GIVEN REQUEST. Repeat the data below exactly, dropping any pictures it holds.

MATERIAL FOR THIS EXERCISE.
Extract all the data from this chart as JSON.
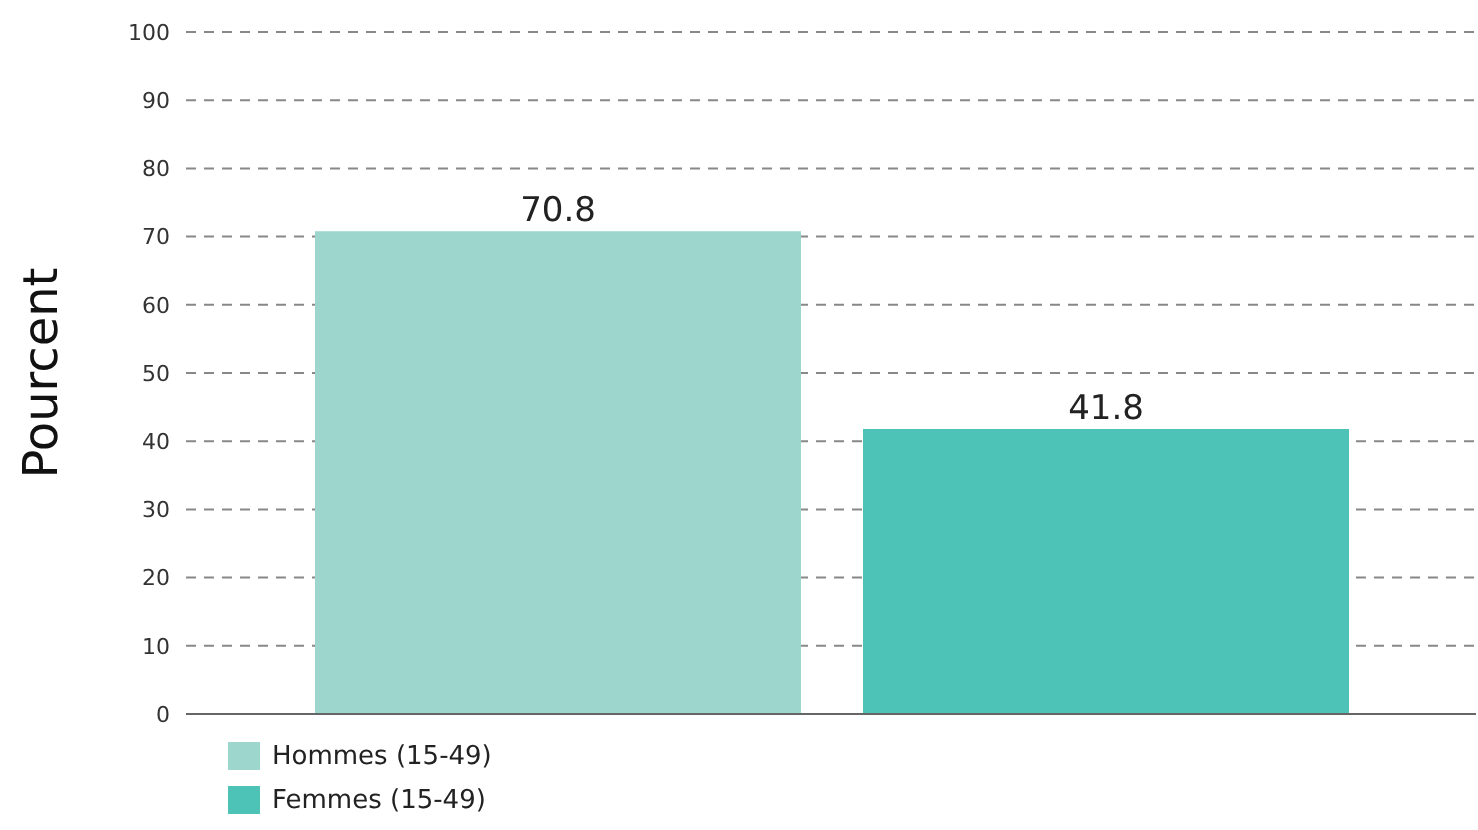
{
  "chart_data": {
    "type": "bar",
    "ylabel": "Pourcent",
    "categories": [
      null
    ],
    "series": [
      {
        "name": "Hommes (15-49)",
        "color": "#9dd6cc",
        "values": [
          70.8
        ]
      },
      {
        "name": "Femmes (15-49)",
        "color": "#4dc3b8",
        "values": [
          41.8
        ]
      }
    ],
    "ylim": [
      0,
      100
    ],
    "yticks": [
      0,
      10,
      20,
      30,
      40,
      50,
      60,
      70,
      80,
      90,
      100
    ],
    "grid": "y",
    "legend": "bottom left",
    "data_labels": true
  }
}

REPLY.
Extract all the data from this chart as JSON.
{
  "chart_data": {
    "type": "bar",
    "ylabel": "Pourcent",
    "categories": [
      null
    ],
    "series": [
      {
        "name": "Hommes (15-49)",
        "color": "#9dd6cc",
        "values": [
          70.8
        ]
      },
      {
        "name": "Femmes (15-49)",
        "color": "#4dc3b8",
        "values": [
          41.8
        ]
      }
    ],
    "ylim": [
      0,
      100
    ],
    "yticks": [
      0,
      10,
      20,
      30,
      40,
      50,
      60,
      70,
      80,
      90,
      100
    ],
    "grid": "y",
    "legend": "bottom left",
    "data_labels": true
  }
}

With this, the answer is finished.